Search the entries for the word "parameter" and pull out each line that has it.

--- BEGIN RECORD LIST ---

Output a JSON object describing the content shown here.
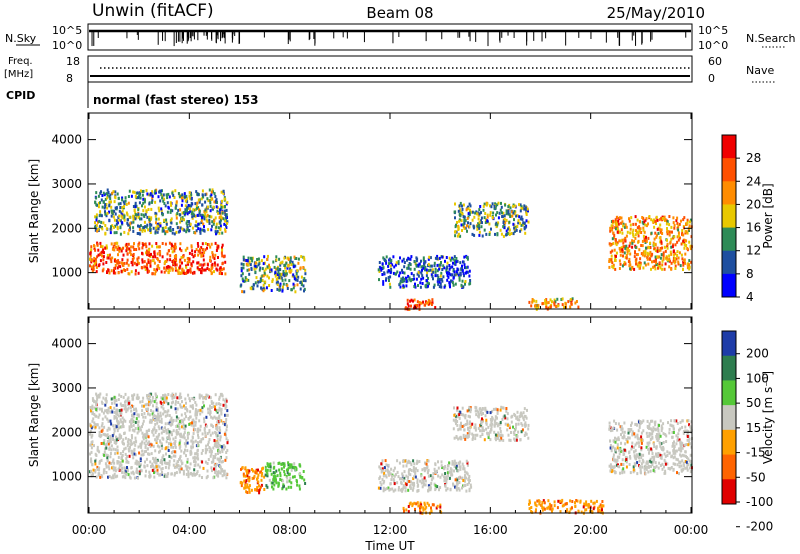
{
  "header": {
    "left": "Unwin (fitACF)",
    "center": "Beam 08",
    "right": "25/May/2010"
  },
  "strip_labels": {
    "nsky": "N.Sky",
    "nsky_ticks": [
      "10^5",
      "10^0"
    ],
    "nsearch": "N.Search",
    "nsearch_ticks": [
      "10^5",
      "10^0"
    ],
    "freq_line1": "Freq.",
    "freq_line2": "[MHz]",
    "freq_ticks": [
      "18",
      "8"
    ],
    "nave": "Nave",
    "nave_ticks": [
      "60",
      "0"
    ],
    "cpid": "CPID",
    "mode": "normal (fast stereo) 153"
  },
  "colors": {
    "no_data": "#ffffff",
    "ground_scatter": "#c8c8c0",
    "frame": "#000000"
  },
  "chart_data": [
    {
      "type": "heatmap",
      "title": "",
      "parameter": "Power",
      "ylabel": "Slant Range [km]",
      "xlabel": "",
      "ylim": [
        180,
        4600
      ],
      "y_ticks": [
        "1000",
        "2000",
        "3000",
        "4000"
      ],
      "x_ticks": [],
      "colorbar": {
        "label": "Power [dB]",
        "ticks": [
          "28",
          "24",
          "20",
          "16",
          "12",
          "8",
          "4"
        ],
        "colors": [
          "#f00000",
          "#ff5000",
          "#ff8c00",
          "#e8c800",
          "#2e8b57",
          "#1e4fa0",
          "#0000ff"
        ]
      },
      "echo_regions": [
        {
          "t": [
            0.0,
            5.4
          ],
          "r": [
            1000,
            1700
          ],
          "power_db": 24
        },
        {
          "t": [
            0.2,
            5.5
          ],
          "r": [
            1900,
            2900
          ],
          "power_db": 12
        },
        {
          "t": [
            6.0,
            8.6
          ],
          "r": [
            600,
            1400
          ],
          "power_db": 12
        },
        {
          "t": [
            11.5,
            15.2
          ],
          "r": [
            700,
            1400
          ],
          "power_db": 8
        },
        {
          "t": [
            12.5,
            13.8
          ],
          "r": [
            200,
            450
          ],
          "power_db": 24
        },
        {
          "t": [
            14.5,
            17.5
          ],
          "r": [
            1850,
            2600
          ],
          "power_db": 12
        },
        {
          "t": [
            17.5,
            19.5
          ],
          "r": [
            200,
            450
          ],
          "power_db": 20
        },
        {
          "t": [
            20.7,
            24.0
          ],
          "r": [
            1100,
            2300
          ],
          "power_db": 20
        }
      ]
    },
    {
      "type": "heatmap",
      "title": "",
      "parameter": "Velocity",
      "ylabel": "Slant Range [km]",
      "xlabel": "Time UT",
      "ylim": [
        180,
        4600
      ],
      "y_ticks": [
        "1000",
        "2000",
        "3000",
        "4000"
      ],
      "x_ticks": [
        "00:00",
        "04:00",
        "08:00",
        "12:00",
        "16:00",
        "20:00",
        "00:00"
      ],
      "x_range_hours": [
        0,
        24
      ],
      "colorbar": {
        "label": "Velocity [m s⁻¹]",
        "ticks": [
          "200",
          "100",
          "50",
          "15",
          "-15",
          "-50",
          "-100",
          "-200"
        ],
        "colors": [
          "#1e3ca8",
          "#2e7d4f",
          "#55c838",
          "#c8c8c0",
          "#ffa000",
          "#ff6400",
          "#e00000"
        ]
      },
      "echo_regions": [
        {
          "t": [
            0.0,
            5.5
          ],
          "r": [
            1000,
            2900
          ],
          "velocity": 0
        },
        {
          "t": [
            6.0,
            7.0
          ],
          "r": [
            650,
            1250
          ],
          "velocity": -50
        },
        {
          "t": [
            7.0,
            8.6
          ],
          "r": [
            750,
            1350
          ],
          "velocity": 50
        },
        {
          "t": [
            11.5,
            15.2
          ],
          "r": [
            700,
            1400
          ],
          "velocity": 0
        },
        {
          "t": [
            12.5,
            14.0
          ],
          "r": [
            200,
            450
          ],
          "velocity": -50
        },
        {
          "t": [
            14.5,
            17.5
          ],
          "r": [
            1850,
            2600
          ],
          "velocity": 0
        },
        {
          "t": [
            17.5,
            20.5
          ],
          "r": [
            200,
            500
          ],
          "velocity": -50
        },
        {
          "t": [
            20.7,
            24.0
          ],
          "r": [
            1100,
            2300
          ],
          "velocity": 0
        }
      ]
    }
  ]
}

--- END RECORD LIST ---

# EXERCISE OUTPUT
      "parameter": "Power",
      "parameter": "Velocity",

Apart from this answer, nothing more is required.